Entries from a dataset
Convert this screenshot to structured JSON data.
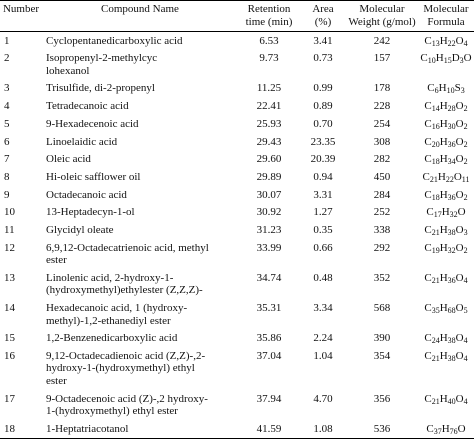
{
  "table": {
    "header": [
      [
        "Number"
      ],
      [
        "Compound Name"
      ],
      [
        "Retention",
        "time (min)"
      ],
      [
        "Area",
        "(%)"
      ],
      [
        "Molecular",
        "Weight (g/mol)"
      ],
      [
        "Molecular",
        "Formula"
      ]
    ],
    "rows": [
      [
        "1",
        [
          "Cyclopentanedicarboxylic acid"
        ],
        "6.53",
        "3.41",
        "242",
        "C13H22O4"
      ],
      [
        "2",
        [
          "Isopropenyl-2-methylcyc",
          "lohexanol"
        ],
        "9.73",
        "0.73",
        "157",
        "C10H15D3O"
      ],
      [
        "3",
        [
          "Trisulfide, di-2-propenyl"
        ],
        "11.25",
        "0.99",
        "178",
        "C6H10S3"
      ],
      [
        "4",
        [
          "Tetradecanoic acid"
        ],
        "22.41",
        "0.89",
        "228",
        "C14H28O2"
      ],
      [
        "5",
        [
          "9-Hexadecenoic acid"
        ],
        "25.93",
        "0.70",
        "254",
        "C16H30O2"
      ],
      [
        "6",
        [
          "Linoelaidic acid"
        ],
        "29.43",
        "23.35",
        "308",
        "C20H36O2"
      ],
      [
        "7",
        [
          "Oleic acid"
        ],
        "29.60",
        "20.39",
        "282",
        "C18H34O2"
      ],
      [
        "8",
        [
          "Hi-oleic safflower oil"
        ],
        "29.89",
        "0.94",
        "450",
        "C21H22O11"
      ],
      [
        "9",
        [
          " Octadecanoic acid"
        ],
        "30.07",
        "3.31",
        "284",
        "C18H36O2"
      ],
      [
        "10",
        [
          "13-Heptadecyn-1-ol"
        ],
        "30.92",
        "1.27",
        "252",
        "C17H32O"
      ],
      [
        "11",
        [
          "Glycidyl oleate"
        ],
        "31.23",
        "0.35",
        "338",
        "C21H38O3"
      ],
      [
        "12",
        [
          "6,9,12-Octadecatrienoic acid, methyl",
          "ester"
        ],
        "33.99",
        "0.66",
        "292",
        "C19H32O2"
      ],
      [
        "13",
        [
          "Linolenic acid, 2-hydroxy-1-",
          "(hydroxymethyl)ethylester (Z,Z,Z)-"
        ],
        "34.74",
        "0.48",
        "352",
        "C21H36O4"
      ],
      [
        "14",
        [
          "Hexadecanoic acid, 1 (hydroxy-",
          "methyl)-1,2-ethanediyl ester"
        ],
        "35.31",
        "3.34",
        "568",
        "C35H68O5"
      ],
      [
        "15",
        [
          "1,2-Benzenedicarboxylic acid"
        ],
        "35.86",
        "2.24",
        "390",
        "C24H38O4"
      ],
      [
        "16",
        [
          "9,12-Octadecadienoic acid (Z,Z)-,2-",
          "hydroxy-1-(hydroxymethyl) ethyl",
          "ester"
        ],
        "37.04",
        "1.04",
        "354",
        "C21H38O4"
      ],
      [
        "17",
        [
          "9-Octadecenoic acid (Z)-,2 hydroxy-",
          "1-(hydroxymethyl) ethyl ester"
        ],
        "37.94",
        "4.70",
        "356",
        "C21H40O4"
      ],
      [
        "18",
        [
          "1-Heptatriacotanol"
        ],
        "41.59",
        "1.08",
        "536",
        "C37H76O"
      ]
    ]
  }
}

EXERCISE BRIEF >>
Extract the full listing exactly, with the pictures left out.

OUTPUT FOR THIS EXERCISE >>
Convert this screenshot to structured JSON data.
{
  "table": {
    "header": [
      [
        "Number"
      ],
      [
        "Compound Name"
      ],
      [
        "Retention",
        "time (min)"
      ],
      [
        "Area",
        "(%)"
      ],
      [
        "Molecular",
        "Weight (g/mol)"
      ],
      [
        "Molecular",
        "Formula"
      ]
    ],
    "rows": [
      [
        "1",
        [
          "Cyclopentanedicarboxylic acid"
        ],
        "6.53",
        "3.41",
        "242",
        "C13H22O4"
      ],
      [
        "2",
        [
          "Isopropenyl-2-methylcyc",
          "lohexanol"
        ],
        "9.73",
        "0.73",
        "157",
        "C10H15D3O"
      ],
      [
        "3",
        [
          "Trisulfide, di-2-propenyl"
        ],
        "11.25",
        "0.99",
        "178",
        "C6H10S3"
      ],
      [
        "4",
        [
          "Tetradecanoic acid"
        ],
        "22.41",
        "0.89",
        "228",
        "C14H28O2"
      ],
      [
        "5",
        [
          "9-Hexadecenoic acid"
        ],
        "25.93",
        "0.70",
        "254",
        "C16H30O2"
      ],
      [
        "6",
        [
          "Linoelaidic acid"
        ],
        "29.43",
        "23.35",
        "308",
        "C20H36O2"
      ],
      [
        "7",
        [
          "Oleic acid"
        ],
        "29.60",
        "20.39",
        "282",
        "C18H34O2"
      ],
      [
        "8",
        [
          "Hi-oleic safflower oil"
        ],
        "29.89",
        "0.94",
        "450",
        "C21H22O11"
      ],
      [
        "9",
        [
          " Octadecanoic acid"
        ],
        "30.07",
        "3.31",
        "284",
        "C18H36O2"
      ],
      [
        "10",
        [
          "13-Heptadecyn-1-ol"
        ],
        "30.92",
        "1.27",
        "252",
        "C17H32O"
      ],
      [
        "11",
        [
          "Glycidyl oleate"
        ],
        "31.23",
        "0.35",
        "338",
        "C21H38O3"
      ],
      [
        "12",
        [
          "6,9,12-Octadecatrienoic acid, methyl",
          "ester"
        ],
        "33.99",
        "0.66",
        "292",
        "C19H32O2"
      ],
      [
        "13",
        [
          "Linolenic acid, 2-hydroxy-1-",
          "(hydroxymethyl)ethylester (Z,Z,Z)-"
        ],
        "34.74",
        "0.48",
        "352",
        "C21H36O4"
      ],
      [
        "14",
        [
          "Hexadecanoic acid, 1 (hydroxy-",
          "methyl)-1,2-ethanediyl ester"
        ],
        "35.31",
        "3.34",
        "568",
        "C35H68O5"
      ],
      [
        "15",
        [
          "1,2-Benzenedicarboxylic acid"
        ],
        "35.86",
        "2.24",
        "390",
        "C24H38O4"
      ],
      [
        "16",
        [
          "9,12-Octadecadienoic acid (Z,Z)-,2-",
          "hydroxy-1-(hydroxymethyl) ethyl",
          "ester"
        ],
        "37.04",
        "1.04",
        "354",
        "C21H38O4"
      ],
      [
        "17",
        [
          "9-Octadecenoic acid (Z)-,2 hydroxy-",
          "1-(hydroxymethyl) ethyl ester"
        ],
        "37.94",
        "4.70",
        "356",
        "C21H40O4"
      ],
      [
        "18",
        [
          "1-Heptatriacotanol"
        ],
        "41.59",
        "1.08",
        "536",
        "C37H76O"
      ]
    ]
  }
}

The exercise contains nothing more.